→ Data:
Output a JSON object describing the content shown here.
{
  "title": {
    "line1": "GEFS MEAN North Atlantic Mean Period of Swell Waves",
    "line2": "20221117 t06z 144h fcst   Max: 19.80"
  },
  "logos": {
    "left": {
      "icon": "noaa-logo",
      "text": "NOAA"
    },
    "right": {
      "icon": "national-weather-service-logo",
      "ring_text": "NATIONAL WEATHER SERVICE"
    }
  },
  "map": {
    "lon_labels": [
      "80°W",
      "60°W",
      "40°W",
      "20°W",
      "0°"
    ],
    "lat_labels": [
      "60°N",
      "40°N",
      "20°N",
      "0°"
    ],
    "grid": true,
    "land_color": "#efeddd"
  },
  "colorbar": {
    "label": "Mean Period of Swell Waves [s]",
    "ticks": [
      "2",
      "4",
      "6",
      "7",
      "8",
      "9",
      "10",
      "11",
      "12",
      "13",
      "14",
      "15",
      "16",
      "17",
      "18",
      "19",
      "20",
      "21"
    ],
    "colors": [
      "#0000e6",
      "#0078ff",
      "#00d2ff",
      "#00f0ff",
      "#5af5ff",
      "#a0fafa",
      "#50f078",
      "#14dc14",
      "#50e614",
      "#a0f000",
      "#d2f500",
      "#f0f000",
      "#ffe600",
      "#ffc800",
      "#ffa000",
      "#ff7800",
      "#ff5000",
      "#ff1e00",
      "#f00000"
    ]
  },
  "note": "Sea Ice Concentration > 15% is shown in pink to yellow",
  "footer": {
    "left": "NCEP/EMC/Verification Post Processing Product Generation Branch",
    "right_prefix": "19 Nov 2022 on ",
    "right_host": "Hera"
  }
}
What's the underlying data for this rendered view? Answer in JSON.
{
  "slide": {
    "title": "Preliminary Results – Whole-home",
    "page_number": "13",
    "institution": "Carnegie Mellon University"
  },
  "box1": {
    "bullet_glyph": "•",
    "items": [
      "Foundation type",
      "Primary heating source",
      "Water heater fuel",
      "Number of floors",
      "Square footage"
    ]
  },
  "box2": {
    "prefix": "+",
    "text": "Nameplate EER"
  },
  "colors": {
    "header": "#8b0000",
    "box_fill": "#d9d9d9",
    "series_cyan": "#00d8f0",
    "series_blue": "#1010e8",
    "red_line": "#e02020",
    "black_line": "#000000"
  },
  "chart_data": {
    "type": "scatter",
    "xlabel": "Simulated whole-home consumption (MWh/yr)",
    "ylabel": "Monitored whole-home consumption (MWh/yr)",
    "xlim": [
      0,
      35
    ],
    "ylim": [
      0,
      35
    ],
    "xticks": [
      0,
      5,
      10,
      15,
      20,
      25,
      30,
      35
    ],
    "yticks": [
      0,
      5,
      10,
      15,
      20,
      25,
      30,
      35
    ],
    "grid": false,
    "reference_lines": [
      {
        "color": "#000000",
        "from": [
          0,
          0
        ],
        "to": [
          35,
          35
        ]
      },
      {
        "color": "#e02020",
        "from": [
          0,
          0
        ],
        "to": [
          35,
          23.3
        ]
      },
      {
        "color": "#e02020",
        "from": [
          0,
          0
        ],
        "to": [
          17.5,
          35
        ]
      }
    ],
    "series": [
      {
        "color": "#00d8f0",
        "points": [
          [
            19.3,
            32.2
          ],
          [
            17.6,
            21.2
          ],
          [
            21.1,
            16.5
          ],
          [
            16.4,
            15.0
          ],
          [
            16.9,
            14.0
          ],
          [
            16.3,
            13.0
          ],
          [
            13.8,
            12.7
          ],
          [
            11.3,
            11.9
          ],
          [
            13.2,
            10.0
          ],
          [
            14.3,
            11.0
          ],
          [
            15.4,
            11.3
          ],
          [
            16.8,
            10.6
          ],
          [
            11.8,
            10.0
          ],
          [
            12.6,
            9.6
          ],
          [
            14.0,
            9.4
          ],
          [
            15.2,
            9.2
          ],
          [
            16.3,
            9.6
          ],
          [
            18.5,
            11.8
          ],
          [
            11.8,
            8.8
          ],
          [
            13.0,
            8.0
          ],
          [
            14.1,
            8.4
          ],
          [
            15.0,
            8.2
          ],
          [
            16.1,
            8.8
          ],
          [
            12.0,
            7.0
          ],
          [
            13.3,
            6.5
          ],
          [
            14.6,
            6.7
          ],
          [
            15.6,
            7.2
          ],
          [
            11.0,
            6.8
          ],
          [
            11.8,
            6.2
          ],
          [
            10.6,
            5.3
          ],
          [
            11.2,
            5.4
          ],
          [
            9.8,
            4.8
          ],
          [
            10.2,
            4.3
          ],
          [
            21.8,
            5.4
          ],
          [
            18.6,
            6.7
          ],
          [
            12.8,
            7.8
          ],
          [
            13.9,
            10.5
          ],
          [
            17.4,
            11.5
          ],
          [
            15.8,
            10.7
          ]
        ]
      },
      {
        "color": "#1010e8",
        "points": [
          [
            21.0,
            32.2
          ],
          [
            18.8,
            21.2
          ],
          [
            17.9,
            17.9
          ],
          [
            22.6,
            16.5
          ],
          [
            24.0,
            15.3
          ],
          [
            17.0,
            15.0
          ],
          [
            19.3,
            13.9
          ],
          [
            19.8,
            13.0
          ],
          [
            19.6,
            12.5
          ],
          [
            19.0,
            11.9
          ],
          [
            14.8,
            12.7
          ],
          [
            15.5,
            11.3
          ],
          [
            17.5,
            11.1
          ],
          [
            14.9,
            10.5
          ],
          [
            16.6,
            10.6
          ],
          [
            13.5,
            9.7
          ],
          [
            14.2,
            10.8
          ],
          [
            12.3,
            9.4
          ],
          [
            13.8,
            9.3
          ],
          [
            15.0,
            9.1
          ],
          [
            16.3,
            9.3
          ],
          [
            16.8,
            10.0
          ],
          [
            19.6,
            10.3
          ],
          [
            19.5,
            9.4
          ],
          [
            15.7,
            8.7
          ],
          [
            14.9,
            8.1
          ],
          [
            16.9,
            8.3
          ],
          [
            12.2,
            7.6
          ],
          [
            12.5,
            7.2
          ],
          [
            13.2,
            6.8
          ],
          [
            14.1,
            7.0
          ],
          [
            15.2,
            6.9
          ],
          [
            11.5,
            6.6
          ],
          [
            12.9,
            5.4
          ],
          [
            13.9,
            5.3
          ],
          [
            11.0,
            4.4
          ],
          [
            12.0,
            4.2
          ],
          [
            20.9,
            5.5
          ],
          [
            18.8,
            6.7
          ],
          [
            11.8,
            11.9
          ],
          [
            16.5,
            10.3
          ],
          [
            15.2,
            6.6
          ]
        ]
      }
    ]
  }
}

→ Required task: For each line of the listing that holds the word "Mean", show that line.

→ Output of the task:
    "line1": "GEFS MEAN North Atlantic Mean Period of Swell Waves",
    "label": "Mean Period of Swell Waves [s]",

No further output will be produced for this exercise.